Exactly repeat the material, dropping only the pictures.
##############################
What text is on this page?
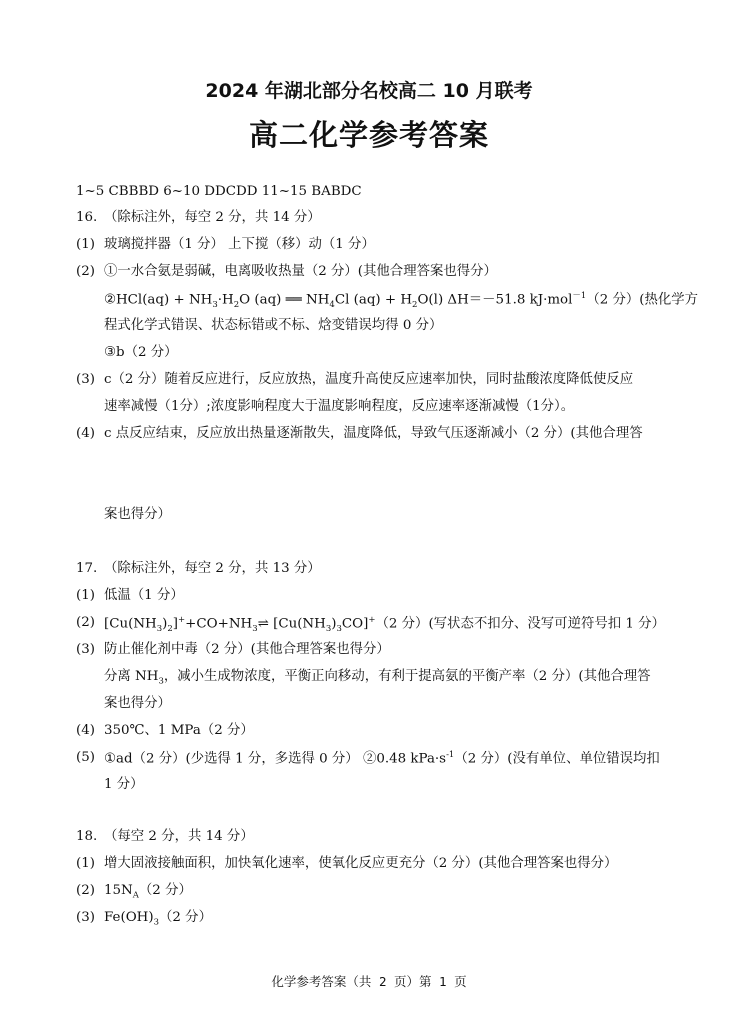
2024 年湖北部分名校高二 10 月联考
高二化学参考答案
1~5 CBBBD 6~10 DDCDD 11~15 BABDC
16. （除标注外，每空 2 分，共 14 分）
(1) 玻璃搅拌器（1 分） 上下搅（移）动（1 分）
(2) ①一水合氨是弱碱，电离吸收热量（2 分）(其他合理答案也得分）
②HCl(aq) + $NH_3\cdot H_2O$ (aq) ══ $NH_4Cl$ $(aq) + H_2O(l)$ ΔH＝－51.8 kJ·mol$^{-1}$（2 分）(热化学方
程式化学式错误、状态标错或不标、焓变错误均得 0 分）
③b（2 分）
(3) c（2 分）随着反应进行，反应放热，温度升高使反应速率加快，同时盐酸浓度降低使反应
速率减慢（1分）;浓度影响程度大于温度影响程度，反应速率逐渐减慢（1分）。
(4) c 点反应结束，反应放出热量逐渐散失，温度降低，导致气压逐渐减小（2 分）(其他合理答
案也得分）
17. （除标注外，每空 2 分，共 13 分）
(1) 低温（1 分）
(2) $[Cu(NH_3)_2]^++CO+NH_3\rightleftharpoons$ $[Cu(NH_3)_3CO]^+(2$ 分）(写状态不扣分、没写可逆符号扣 1 分）
(3) 防止催化剂中毒（2 分）(其他合理答案也得分）
分离 $NH_3$，减小生成物浓度，平衡正向移动，有利于提高氨的平衡产率（2 分）(其他合理答
案也得分）
(4) 350℃、1 MPa（2 分）
(5) ①ad（2 分）(少选得 1 分，多选得 0 分） ②0.48 $kPa\cdot s^{-1}(2$ 分）(没有单位、单位错误均扣
1 分）
18. （每空 2 分，共 14 分）
(1) 增大固液接触面积，加快氧化速率，使氧化反应更充分（2 分）(其他合理答案也得分）
(2) $15N_A(2$ 分）
(3) $Fe(OH)_3(2$ 分）
化学参考答案（共 2 页）第 1 页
##############################
Full answer:
What text is on this page?
2024 年湖北部分名校高二 10 月联考
高二化学参考答案
1~5 CBBBD 6~10 DDCDD 11~15 BABDC
16. （除标注外，每空 2 分，共 14 分）
(1) 玻璃搅拌器（1 分） 上下搅（移）动（1 分）
(2) ①一水合氨是弱碱，电离吸收热量（2 分）(其他合理答案也得分）
②HCl(aq) + $NH_3\cdot H_2O$ (aq) ══ $NH_4Cl$ $(aq) + H_2O(l)$ ΔH＝－51.8 kJ·mol$^{-1}$（2 分）(热化学方
程式化学式错误、状态标错或不标、焓变错误均得 0 分）
③b（2 分）
(3) c（2 分）随着反应进行，反应放热，温度升高使反应速率加快，同时盐酸浓度降低使反应
速率减慢（1分）;浓度影响程度大于温度影响程度，反应速率逐渐减慢（1分）。
(4) c 点反应结束，反应放出热量逐渐散失，温度降低，导致气压逐渐减小（2 分）(其他合理答
案也得分）
17. （除标注外，每空 2 分，共 13 分）
(1) 低温（1 分）
(2) $[Cu(NH_3)_2]^++CO+NH_3\rightleftharpoons$ $[Cu(NH_3)_3CO]^+(2$ 分）(写状态不扣分、没写可逆符号扣 1 分）
(3) 防止催化剂中毒（2 分）(其他合理答案也得分）
分离 $NH_3$，减小生成物浓度，平衡正向移动，有利于提高氨的平衡产率（2 分）(其他合理答
案也得分）
(4) 350℃、1 MPa（2 分）
(5) ①ad（2 分）(少选得 1 分，多选得 0 分） ②0.48 $kPa\cdot s^{-1}(2$ 分）(没有单位、单位错误均扣
1 分）
18. （每空 2 分，共 14 分）
(1) 增大固液接触面积，加快氧化速率，使氧化反应更充分（2 分）(其他合理答案也得分）
(2) $15N_A(2$ 分）
(3) $Fe(OH)_3(2$ 分）
化学参考答案（共 2 页）第 1 页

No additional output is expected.